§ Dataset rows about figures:

#####

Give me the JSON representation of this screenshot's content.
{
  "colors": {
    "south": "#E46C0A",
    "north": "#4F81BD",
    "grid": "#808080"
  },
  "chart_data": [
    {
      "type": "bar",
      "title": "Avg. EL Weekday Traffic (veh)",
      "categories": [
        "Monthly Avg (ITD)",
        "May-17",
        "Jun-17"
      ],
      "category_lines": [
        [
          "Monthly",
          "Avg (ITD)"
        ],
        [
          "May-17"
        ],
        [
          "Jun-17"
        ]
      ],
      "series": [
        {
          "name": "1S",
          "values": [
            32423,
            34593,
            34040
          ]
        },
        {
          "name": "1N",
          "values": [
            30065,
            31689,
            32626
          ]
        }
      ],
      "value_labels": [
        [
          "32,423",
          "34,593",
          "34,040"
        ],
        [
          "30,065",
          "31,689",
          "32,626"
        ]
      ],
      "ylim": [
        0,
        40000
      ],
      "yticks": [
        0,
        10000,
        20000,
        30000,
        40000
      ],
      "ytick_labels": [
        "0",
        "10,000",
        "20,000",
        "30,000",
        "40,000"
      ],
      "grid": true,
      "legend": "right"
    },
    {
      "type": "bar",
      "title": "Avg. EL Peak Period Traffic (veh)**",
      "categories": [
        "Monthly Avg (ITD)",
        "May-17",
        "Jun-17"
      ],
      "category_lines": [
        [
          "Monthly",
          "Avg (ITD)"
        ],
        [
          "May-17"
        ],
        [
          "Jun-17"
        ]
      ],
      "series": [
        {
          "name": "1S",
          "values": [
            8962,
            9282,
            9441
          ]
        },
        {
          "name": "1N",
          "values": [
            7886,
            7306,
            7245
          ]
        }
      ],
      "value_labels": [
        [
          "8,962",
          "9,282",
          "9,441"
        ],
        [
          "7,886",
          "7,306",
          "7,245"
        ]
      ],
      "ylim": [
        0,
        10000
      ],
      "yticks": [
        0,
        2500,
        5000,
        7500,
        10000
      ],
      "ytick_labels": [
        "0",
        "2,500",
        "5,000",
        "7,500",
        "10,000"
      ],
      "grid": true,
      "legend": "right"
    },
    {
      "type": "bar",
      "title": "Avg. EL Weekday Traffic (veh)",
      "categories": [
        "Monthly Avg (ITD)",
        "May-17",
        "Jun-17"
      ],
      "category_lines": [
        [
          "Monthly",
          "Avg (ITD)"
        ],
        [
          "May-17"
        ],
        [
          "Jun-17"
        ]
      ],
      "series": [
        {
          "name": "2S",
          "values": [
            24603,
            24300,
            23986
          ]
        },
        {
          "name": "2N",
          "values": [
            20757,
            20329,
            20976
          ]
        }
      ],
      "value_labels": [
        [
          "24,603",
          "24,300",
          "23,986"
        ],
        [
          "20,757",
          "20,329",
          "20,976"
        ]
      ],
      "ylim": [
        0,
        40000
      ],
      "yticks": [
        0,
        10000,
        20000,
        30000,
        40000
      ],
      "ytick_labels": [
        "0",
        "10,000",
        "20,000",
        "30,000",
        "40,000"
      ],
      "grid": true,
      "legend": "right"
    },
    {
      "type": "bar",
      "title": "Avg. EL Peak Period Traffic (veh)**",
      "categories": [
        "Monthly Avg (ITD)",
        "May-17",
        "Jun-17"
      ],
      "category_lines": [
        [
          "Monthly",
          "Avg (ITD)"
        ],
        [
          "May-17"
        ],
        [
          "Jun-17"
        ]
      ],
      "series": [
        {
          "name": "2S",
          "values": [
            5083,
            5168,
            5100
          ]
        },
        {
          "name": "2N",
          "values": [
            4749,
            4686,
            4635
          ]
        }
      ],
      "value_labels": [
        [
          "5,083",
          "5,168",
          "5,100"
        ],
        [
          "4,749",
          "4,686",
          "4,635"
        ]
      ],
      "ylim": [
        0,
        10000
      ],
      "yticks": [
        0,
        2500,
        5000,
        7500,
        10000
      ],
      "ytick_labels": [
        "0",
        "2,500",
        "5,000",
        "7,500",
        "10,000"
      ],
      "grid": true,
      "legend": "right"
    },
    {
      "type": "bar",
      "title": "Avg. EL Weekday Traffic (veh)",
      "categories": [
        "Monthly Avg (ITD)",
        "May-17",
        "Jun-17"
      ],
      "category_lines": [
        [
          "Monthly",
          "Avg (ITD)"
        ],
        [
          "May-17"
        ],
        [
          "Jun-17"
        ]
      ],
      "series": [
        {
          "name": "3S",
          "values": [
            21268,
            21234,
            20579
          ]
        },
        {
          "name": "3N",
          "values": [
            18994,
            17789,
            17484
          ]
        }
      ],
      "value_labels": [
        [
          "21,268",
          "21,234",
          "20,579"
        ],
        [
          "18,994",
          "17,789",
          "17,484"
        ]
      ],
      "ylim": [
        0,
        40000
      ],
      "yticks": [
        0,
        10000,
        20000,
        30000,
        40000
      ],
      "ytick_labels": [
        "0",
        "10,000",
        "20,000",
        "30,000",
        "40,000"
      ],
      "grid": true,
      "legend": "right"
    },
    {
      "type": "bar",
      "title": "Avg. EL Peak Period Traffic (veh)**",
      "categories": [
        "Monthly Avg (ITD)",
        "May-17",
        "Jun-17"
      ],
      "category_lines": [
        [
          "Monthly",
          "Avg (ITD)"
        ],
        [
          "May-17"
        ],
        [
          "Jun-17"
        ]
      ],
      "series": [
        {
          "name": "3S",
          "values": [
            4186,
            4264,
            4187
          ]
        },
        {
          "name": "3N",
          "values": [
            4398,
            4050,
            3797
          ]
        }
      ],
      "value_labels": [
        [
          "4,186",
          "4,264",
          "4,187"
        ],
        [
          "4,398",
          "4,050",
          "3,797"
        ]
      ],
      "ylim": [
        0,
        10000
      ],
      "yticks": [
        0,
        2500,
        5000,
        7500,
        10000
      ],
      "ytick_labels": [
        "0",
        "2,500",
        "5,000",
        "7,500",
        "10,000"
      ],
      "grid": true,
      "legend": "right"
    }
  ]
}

#####

§ Exercise brief:
Faithfully transcribe the whole of the data.

§ Task result:
Give me the JSON representation of this screenshot's content.
{
  "colors": {
    "south": "#E46C0A",
    "north": "#4F81BD",
    "grid": "#808080"
  },
  "chart_data": [
    {
      "type": "bar",
      "title": "Avg. EL Weekday Traffic (veh)",
      "categories": [
        "Monthly Avg (ITD)",
        "May-17",
        "Jun-17"
      ],
      "category_lines": [
        [
          "Monthly",
          "Avg (ITD)"
        ],
        [
          "May-17"
        ],
        [
          "Jun-17"
        ]
      ],
      "series": [
        {
          "name": "1S",
          "values": [
            32423,
            34593,
            34040
          ]
        },
        {
          "name": "1N",
          "values": [
            30065,
            31689,
            32626
          ]
        }
      ],
      "value_labels": [
        [
          "32,423",
          "34,593",
          "34,040"
        ],
        [
          "30,065",
          "31,689",
          "32,626"
        ]
      ],
      "ylim": [
        0,
        40000
      ],
      "yticks": [
        0,
        10000,
        20000,
        30000,
        40000
      ],
      "ytick_labels": [
        "0",
        "10,000",
        "20,000",
        "30,000",
        "40,000"
      ],
      "grid": true,
      "legend": "right"
    },
    {
      "type": "bar",
      "title": "Avg. EL Peak Period Traffic (veh)**",
      "categories": [
        "Monthly Avg (ITD)",
        "May-17",
        "Jun-17"
      ],
      "category_lines": [
        [
          "Monthly",
          "Avg (ITD)"
        ],
        [
          "May-17"
        ],
        [
          "Jun-17"
        ]
      ],
      "series": [
        {
          "name": "1S",
          "values": [
            8962,
            9282,
            9441
          ]
        },
        {
          "name": "1N",
          "values": [
            7886,
            7306,
            7245
          ]
        }
      ],
      "value_labels": [
        [
          "8,962",
          "9,282",
          "9,441"
        ],
        [
          "7,886",
          "7,306",
          "7,245"
        ]
      ],
      "ylim": [
        0,
        10000
      ],
      "yticks": [
        0,
        2500,
        5000,
        7500,
        10000
      ],
      "ytick_labels": [
        "0",
        "2,500",
        "5,000",
        "7,500",
        "10,000"
      ],
      "grid": true,
      "legend": "right"
    },
    {
      "type": "bar",
      "title": "Avg. EL Weekday Traffic (veh)",
      "categories": [
        "Monthly Avg (ITD)",
        "May-17",
        "Jun-17"
      ],
      "category_lines": [
        [
          "Monthly",
          "Avg (ITD)"
        ],
        [
          "May-17"
        ],
        [
          "Jun-17"
        ]
      ],
      "series": [
        {
          "name": "2S",
          "values": [
            24603,
            24300,
            23986
          ]
        },
        {
          "name": "2N",
          "values": [
            20757,
            20329,
            20976
          ]
        }
      ],
      "value_labels": [
        [
          "24,603",
          "24,300",
          "23,986"
        ],
        [
          "20,757",
          "20,329",
          "20,976"
        ]
      ],
      "ylim": [
        0,
        40000
      ],
      "yticks": [
        0,
        10000,
        20000,
        30000,
        40000
      ],
      "ytick_labels": [
        "0",
        "10,000",
        "20,000",
        "30,000",
        "40,000"
      ],
      "grid": true,
      "legend": "right"
    },
    {
      "type": "bar",
      "title": "Avg. EL Peak Period Traffic (veh)**",
      "categories": [
        "Monthly Avg (ITD)",
        "May-17",
        "Jun-17"
      ],
      "category_lines": [
        [
          "Monthly",
          "Avg (ITD)"
        ],
        [
          "May-17"
        ],
        [
          "Jun-17"
        ]
      ],
      "series": [
        {
          "name": "2S",
          "values": [
            5083,
            5168,
            5100
          ]
        },
        {
          "name": "2N",
          "values": [
            4749,
            4686,
            4635
          ]
        }
      ],
      "value_labels": [
        [
          "5,083",
          "5,168",
          "5,100"
        ],
        [
          "4,749",
          "4,686",
          "4,635"
        ]
      ],
      "ylim": [
        0,
        10000
      ],
      "yticks": [
        0,
        2500,
        5000,
        7500,
        10000
      ],
      "ytick_labels": [
        "0",
        "2,500",
        "5,000",
        "7,500",
        "10,000"
      ],
      "grid": true,
      "legend": "right"
    },
    {
      "type": "bar",
      "title": "Avg. EL Weekday Traffic (veh)",
      "categories": [
        "Monthly Avg (ITD)",
        "May-17",
        "Jun-17"
      ],
      "category_lines": [
        [
          "Monthly",
          "Avg (ITD)"
        ],
        [
          "May-17"
        ],
        [
          "Jun-17"
        ]
      ],
      "series": [
        {
          "name": "3S",
          "values": [
            21268,
            21234,
            20579
          ]
        },
        {
          "name": "3N",
          "values": [
            18994,
            17789,
            17484
          ]
        }
      ],
      "value_labels": [
        [
          "21,268",
          "21,234",
          "20,579"
        ],
        [
          "18,994",
          "17,789",
          "17,484"
        ]
      ],
      "ylim": [
        0,
        40000
      ],
      "yticks": [
        0,
        10000,
        20000,
        30000,
        40000
      ],
      "ytick_labels": [
        "0",
        "10,000",
        "20,000",
        "30,000",
        "40,000"
      ],
      "grid": true,
      "legend": "right"
    },
    {
      "type": "bar",
      "title": "Avg. EL Peak Period Traffic (veh)**",
      "categories": [
        "Monthly Avg (ITD)",
        "May-17",
        "Jun-17"
      ],
      "category_lines": [
        [
          "Monthly",
          "Avg (ITD)"
        ],
        [
          "May-17"
        ],
        [
          "Jun-17"
        ]
      ],
      "series": [
        {
          "name": "3S",
          "values": [
            4186,
            4264,
            4187
          ]
        },
        {
          "name": "3N",
          "values": [
            4398,
            4050,
            3797
          ]
        }
      ],
      "value_labels": [
        [
          "4,186",
          "4,264",
          "4,187"
        ],
        [
          "4,398",
          "4,050",
          "3,797"
        ]
      ],
      "ylim": [
        0,
        10000
      ],
      "yticks": [
        0,
        2500,
        5000,
        7500,
        10000
      ],
      "ytick_labels": [
        "0",
        "2,500",
        "5,000",
        "7,500",
        "10,000"
      ],
      "grid": true,
      "legend": "right"
    }
  ]
}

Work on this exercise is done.